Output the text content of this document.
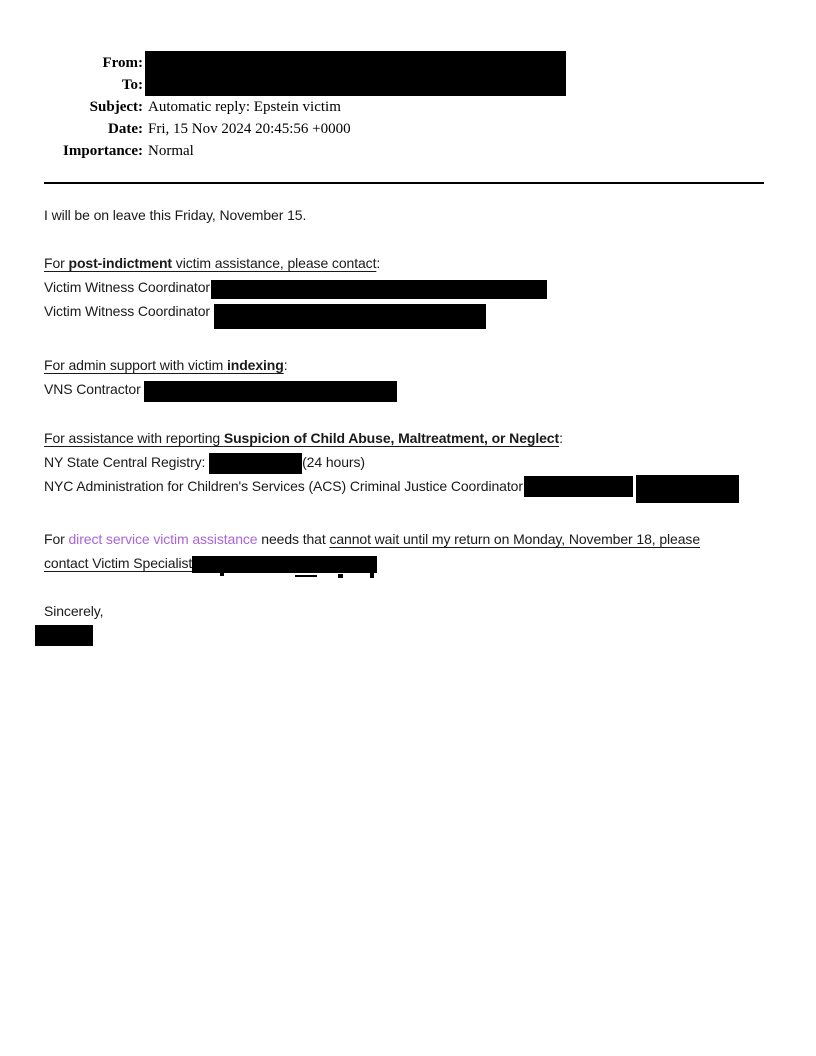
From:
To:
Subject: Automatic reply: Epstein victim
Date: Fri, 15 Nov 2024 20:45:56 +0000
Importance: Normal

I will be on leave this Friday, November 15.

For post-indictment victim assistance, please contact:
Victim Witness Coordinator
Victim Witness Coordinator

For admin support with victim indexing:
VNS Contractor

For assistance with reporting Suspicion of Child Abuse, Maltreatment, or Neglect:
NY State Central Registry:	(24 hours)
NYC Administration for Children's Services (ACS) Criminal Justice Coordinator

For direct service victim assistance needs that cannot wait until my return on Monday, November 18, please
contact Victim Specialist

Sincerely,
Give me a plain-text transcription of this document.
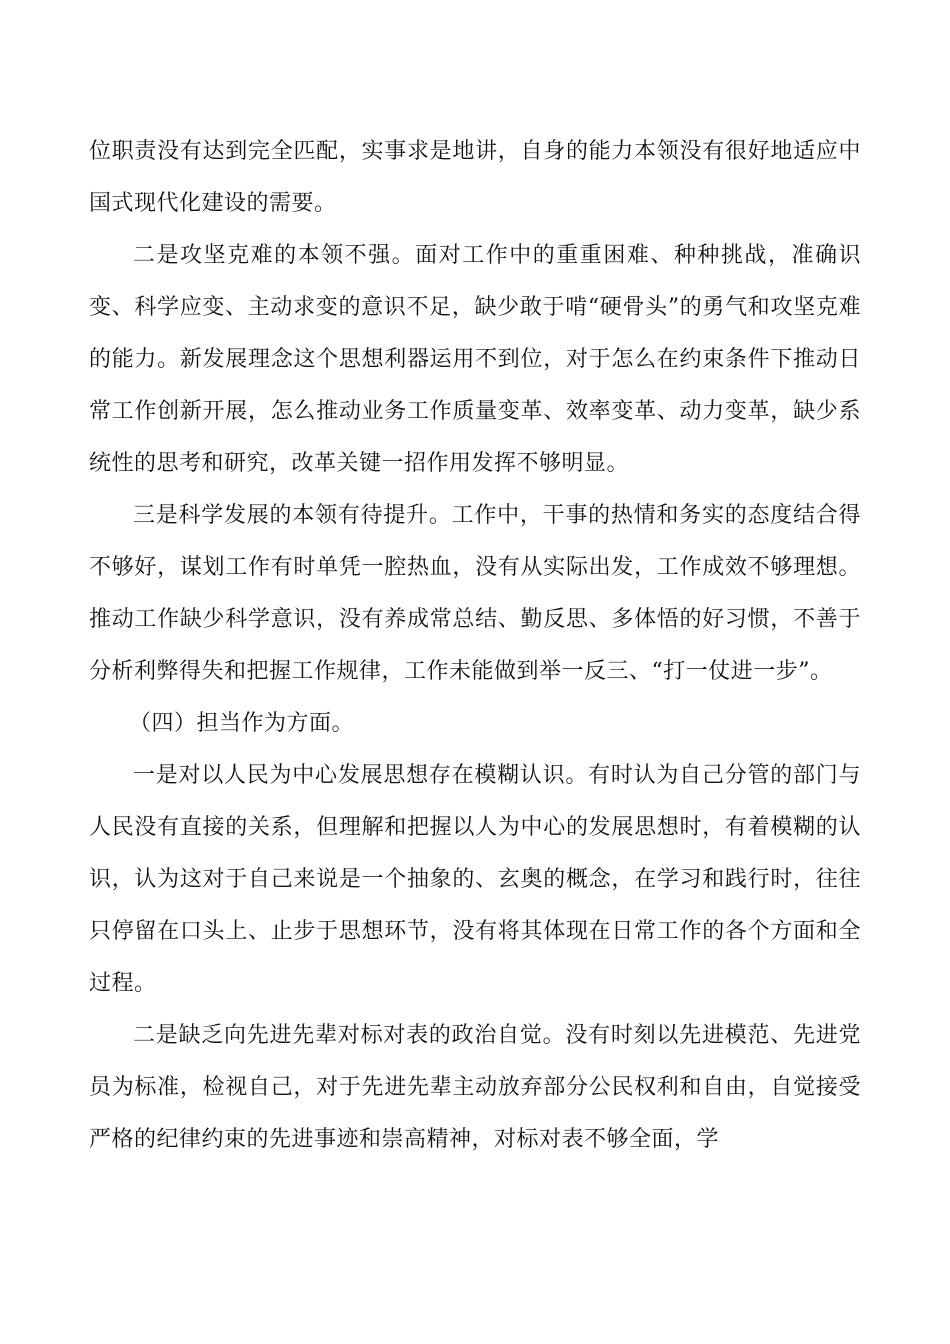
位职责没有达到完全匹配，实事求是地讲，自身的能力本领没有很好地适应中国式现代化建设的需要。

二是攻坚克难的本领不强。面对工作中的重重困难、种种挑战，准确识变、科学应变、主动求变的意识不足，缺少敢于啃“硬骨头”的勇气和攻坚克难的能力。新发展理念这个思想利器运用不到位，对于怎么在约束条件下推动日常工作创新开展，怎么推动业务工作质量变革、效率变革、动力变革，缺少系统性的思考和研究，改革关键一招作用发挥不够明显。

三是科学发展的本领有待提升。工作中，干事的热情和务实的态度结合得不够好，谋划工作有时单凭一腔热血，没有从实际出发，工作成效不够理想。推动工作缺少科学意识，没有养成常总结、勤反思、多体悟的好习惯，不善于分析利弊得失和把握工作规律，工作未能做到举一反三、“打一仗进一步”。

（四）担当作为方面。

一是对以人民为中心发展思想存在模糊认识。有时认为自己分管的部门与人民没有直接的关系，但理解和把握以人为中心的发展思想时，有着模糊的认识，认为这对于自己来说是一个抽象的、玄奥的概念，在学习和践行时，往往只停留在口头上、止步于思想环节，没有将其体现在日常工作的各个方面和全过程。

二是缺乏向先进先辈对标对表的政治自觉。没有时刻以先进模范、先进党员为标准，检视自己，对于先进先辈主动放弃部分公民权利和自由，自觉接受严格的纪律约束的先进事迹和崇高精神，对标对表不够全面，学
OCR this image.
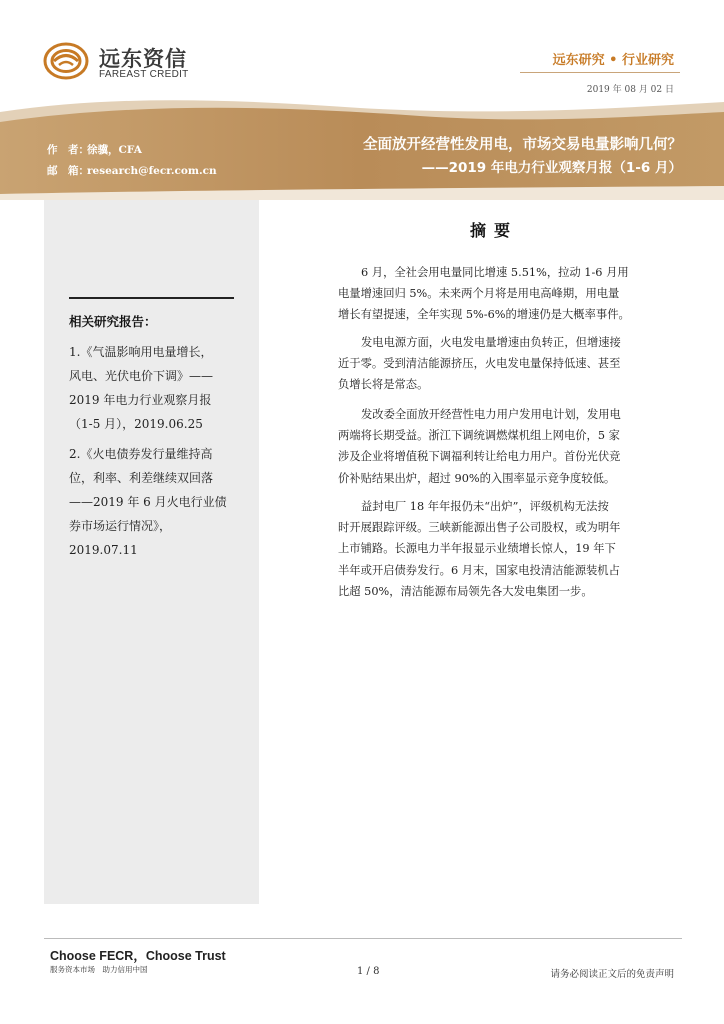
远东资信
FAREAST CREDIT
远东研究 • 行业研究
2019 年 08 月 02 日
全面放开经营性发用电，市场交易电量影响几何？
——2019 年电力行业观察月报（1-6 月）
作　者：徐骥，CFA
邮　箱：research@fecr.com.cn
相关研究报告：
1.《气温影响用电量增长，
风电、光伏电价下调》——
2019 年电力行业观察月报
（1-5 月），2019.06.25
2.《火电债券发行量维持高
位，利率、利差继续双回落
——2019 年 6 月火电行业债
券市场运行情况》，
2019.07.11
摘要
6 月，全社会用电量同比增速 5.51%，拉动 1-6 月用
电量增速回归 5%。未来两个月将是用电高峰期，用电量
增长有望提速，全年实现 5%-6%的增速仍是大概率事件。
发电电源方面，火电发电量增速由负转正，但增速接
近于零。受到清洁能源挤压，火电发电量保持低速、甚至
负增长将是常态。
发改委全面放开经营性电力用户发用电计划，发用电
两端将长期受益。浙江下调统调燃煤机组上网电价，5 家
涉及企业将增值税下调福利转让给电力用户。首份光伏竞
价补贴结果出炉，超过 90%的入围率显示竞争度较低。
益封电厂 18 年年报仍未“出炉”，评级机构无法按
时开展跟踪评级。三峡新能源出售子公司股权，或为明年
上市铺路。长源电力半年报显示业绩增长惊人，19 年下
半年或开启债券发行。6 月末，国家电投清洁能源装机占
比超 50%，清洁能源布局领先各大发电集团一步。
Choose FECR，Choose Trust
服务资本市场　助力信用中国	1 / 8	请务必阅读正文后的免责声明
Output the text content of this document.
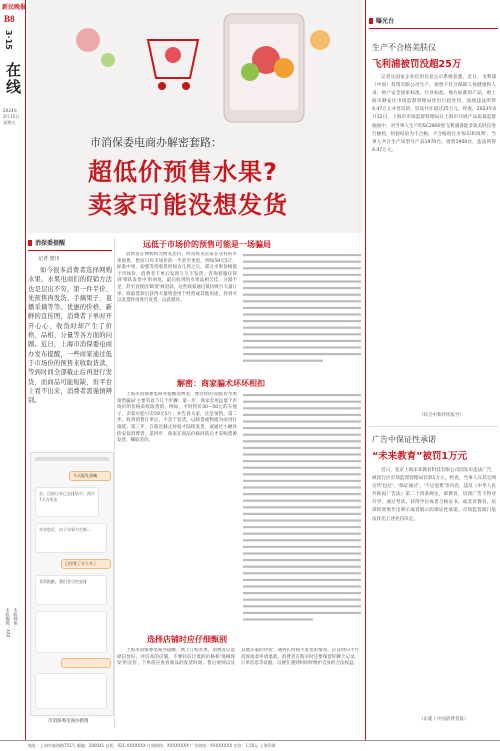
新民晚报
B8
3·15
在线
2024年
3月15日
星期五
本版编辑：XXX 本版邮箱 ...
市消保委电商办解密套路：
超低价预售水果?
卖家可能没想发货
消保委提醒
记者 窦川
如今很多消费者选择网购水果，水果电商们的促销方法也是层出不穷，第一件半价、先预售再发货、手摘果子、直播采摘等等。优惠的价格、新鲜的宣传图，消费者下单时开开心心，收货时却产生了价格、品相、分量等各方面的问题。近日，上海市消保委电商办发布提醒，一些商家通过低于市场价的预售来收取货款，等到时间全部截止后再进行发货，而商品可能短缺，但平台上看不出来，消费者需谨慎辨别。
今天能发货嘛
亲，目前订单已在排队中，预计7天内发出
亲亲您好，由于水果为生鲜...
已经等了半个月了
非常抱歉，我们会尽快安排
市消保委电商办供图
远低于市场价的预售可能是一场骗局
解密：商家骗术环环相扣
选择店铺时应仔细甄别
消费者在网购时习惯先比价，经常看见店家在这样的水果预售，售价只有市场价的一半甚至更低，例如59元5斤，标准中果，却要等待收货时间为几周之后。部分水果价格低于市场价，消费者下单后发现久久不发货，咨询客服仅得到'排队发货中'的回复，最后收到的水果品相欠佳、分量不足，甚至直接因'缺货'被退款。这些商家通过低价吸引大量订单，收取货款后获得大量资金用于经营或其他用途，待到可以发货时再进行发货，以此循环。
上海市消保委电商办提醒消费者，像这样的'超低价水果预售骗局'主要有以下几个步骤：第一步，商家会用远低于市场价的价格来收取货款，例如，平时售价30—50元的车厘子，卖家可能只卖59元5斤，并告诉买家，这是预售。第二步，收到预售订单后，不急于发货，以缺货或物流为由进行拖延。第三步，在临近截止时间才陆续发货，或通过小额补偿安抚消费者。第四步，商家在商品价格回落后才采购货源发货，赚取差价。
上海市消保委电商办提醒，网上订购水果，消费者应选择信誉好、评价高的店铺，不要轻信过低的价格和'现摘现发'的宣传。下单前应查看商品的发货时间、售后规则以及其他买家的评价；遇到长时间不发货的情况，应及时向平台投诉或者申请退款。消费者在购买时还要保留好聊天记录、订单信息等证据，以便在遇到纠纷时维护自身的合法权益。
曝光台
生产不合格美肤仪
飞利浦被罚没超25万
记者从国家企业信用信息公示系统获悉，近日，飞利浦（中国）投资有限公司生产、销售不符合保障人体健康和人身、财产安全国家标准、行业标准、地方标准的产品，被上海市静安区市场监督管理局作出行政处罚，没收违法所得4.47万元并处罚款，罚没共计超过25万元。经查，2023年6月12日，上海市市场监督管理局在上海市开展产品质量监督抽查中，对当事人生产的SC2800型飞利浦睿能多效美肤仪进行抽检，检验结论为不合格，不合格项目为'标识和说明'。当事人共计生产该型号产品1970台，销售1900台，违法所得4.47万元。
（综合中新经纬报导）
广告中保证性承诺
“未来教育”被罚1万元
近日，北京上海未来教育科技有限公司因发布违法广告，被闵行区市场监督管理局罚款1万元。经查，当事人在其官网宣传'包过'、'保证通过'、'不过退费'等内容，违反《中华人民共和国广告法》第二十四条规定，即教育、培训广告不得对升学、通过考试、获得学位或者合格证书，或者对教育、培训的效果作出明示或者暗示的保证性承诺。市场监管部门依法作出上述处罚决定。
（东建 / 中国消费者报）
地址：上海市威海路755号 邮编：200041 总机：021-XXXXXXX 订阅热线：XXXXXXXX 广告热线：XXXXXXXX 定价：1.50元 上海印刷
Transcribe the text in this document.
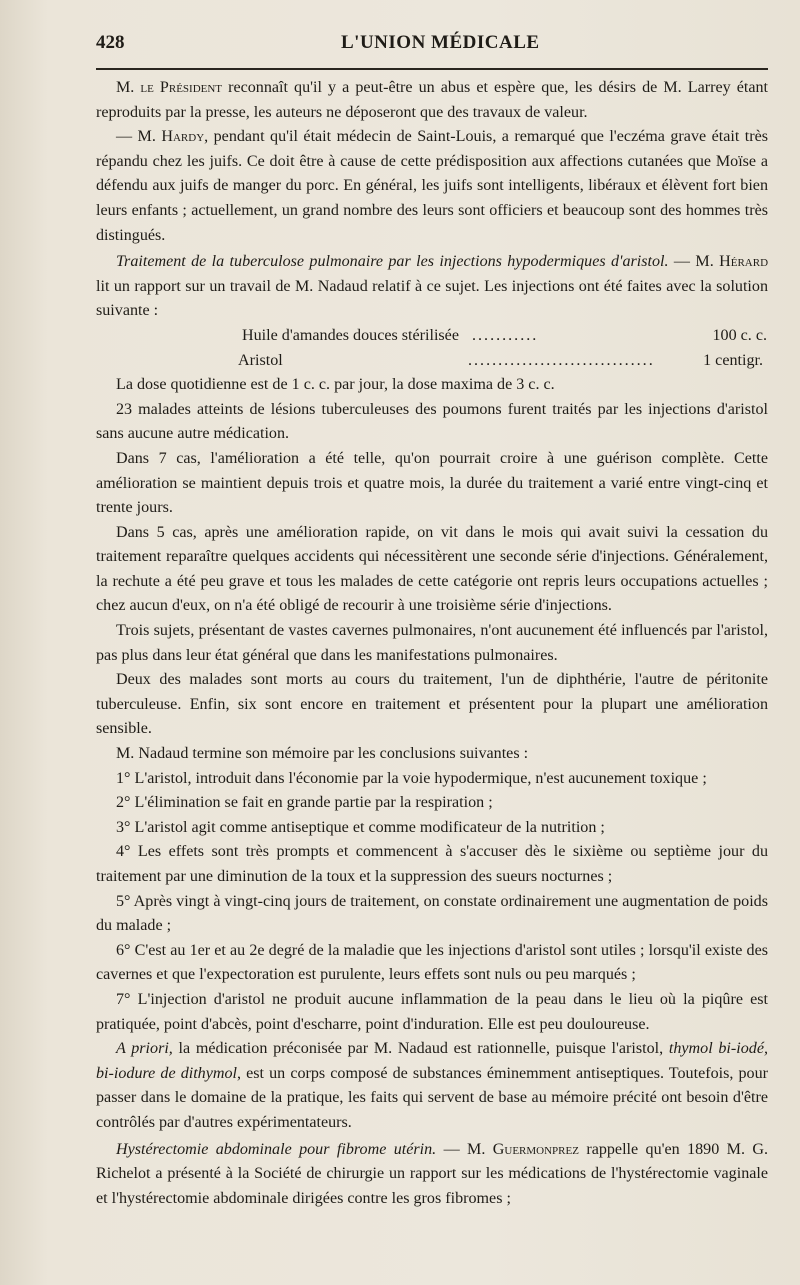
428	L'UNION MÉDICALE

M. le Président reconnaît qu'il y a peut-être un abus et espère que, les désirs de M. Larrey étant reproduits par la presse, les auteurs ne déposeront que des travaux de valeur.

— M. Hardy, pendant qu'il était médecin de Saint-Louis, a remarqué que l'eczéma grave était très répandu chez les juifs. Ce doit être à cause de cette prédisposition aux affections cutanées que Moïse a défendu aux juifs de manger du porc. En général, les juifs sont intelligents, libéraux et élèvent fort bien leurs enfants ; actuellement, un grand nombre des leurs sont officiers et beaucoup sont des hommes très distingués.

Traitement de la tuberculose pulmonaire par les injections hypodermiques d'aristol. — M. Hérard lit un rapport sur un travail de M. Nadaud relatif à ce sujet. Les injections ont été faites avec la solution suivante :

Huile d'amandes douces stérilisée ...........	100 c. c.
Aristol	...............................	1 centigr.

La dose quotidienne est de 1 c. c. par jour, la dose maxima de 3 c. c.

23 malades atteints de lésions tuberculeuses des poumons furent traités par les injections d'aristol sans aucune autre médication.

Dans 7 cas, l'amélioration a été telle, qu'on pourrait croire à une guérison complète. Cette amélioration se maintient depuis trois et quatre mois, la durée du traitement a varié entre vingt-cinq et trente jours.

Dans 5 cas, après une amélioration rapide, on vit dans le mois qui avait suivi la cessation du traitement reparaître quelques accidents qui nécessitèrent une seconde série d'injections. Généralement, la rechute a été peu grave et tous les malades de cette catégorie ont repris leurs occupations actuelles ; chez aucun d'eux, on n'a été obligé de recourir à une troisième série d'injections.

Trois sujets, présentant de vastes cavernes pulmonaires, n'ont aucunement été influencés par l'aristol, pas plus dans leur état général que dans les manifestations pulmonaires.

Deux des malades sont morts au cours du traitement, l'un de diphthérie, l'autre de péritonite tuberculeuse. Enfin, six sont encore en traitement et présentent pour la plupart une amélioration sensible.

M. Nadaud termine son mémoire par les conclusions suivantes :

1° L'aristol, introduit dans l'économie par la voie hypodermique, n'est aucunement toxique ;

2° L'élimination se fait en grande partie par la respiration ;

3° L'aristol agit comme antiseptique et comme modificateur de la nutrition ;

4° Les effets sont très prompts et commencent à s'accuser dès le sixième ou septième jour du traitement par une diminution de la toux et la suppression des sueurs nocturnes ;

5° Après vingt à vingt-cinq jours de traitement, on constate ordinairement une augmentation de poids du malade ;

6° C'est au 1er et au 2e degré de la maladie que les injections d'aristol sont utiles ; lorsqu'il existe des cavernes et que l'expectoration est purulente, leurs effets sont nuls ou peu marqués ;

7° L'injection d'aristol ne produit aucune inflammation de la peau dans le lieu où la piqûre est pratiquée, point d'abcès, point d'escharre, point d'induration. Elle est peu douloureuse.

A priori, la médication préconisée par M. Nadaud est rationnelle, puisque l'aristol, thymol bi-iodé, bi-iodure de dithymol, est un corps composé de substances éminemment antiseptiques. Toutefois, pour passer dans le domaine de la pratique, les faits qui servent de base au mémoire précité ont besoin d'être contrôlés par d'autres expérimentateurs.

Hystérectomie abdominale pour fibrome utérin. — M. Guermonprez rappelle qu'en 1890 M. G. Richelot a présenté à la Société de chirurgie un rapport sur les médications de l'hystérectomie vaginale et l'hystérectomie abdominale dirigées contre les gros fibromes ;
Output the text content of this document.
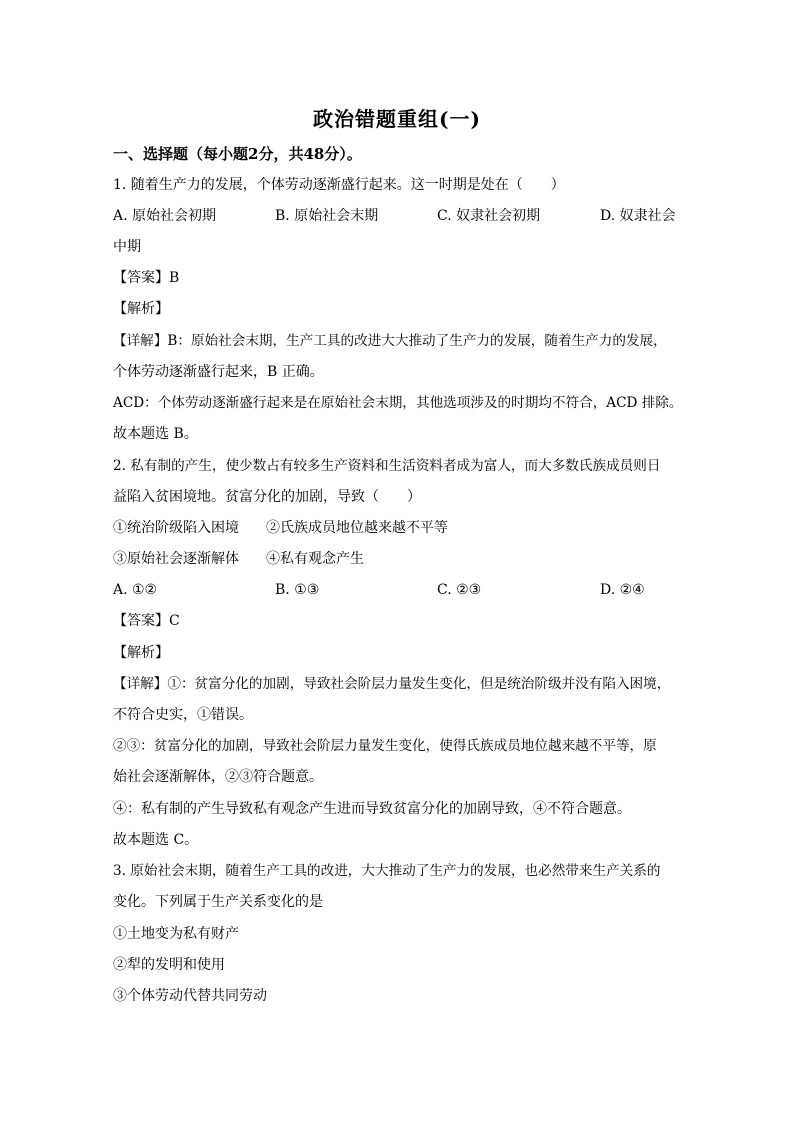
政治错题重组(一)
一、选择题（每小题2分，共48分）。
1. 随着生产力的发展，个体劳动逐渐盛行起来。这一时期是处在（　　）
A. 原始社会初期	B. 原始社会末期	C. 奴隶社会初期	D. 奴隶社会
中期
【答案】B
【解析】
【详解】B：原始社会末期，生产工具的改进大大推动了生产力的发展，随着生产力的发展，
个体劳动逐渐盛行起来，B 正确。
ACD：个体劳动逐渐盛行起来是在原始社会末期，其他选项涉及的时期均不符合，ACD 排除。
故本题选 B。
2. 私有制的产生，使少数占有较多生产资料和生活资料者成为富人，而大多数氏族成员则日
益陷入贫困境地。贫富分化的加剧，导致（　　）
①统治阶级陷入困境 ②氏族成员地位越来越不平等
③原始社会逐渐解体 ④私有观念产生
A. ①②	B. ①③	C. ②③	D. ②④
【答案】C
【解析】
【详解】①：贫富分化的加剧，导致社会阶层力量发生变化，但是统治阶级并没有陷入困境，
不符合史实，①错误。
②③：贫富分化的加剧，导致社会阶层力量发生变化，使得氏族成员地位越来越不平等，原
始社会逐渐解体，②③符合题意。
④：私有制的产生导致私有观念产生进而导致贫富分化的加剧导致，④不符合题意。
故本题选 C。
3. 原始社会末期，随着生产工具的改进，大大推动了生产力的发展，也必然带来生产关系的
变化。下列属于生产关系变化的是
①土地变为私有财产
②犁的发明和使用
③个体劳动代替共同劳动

CHALLENGE:
Look over the listing. Pull out every line with the string "导致社会阶层力量发生变化" in it.

EXERCISE ANSWER:
【详解】①：贫富分化的加剧，导致社会阶层力量发生变化，但是统治阶级并没有陷入困境，
②③：贫富分化的加剧，导致社会阶层力量发生变化，使得氏族成员地位越来越不平等，原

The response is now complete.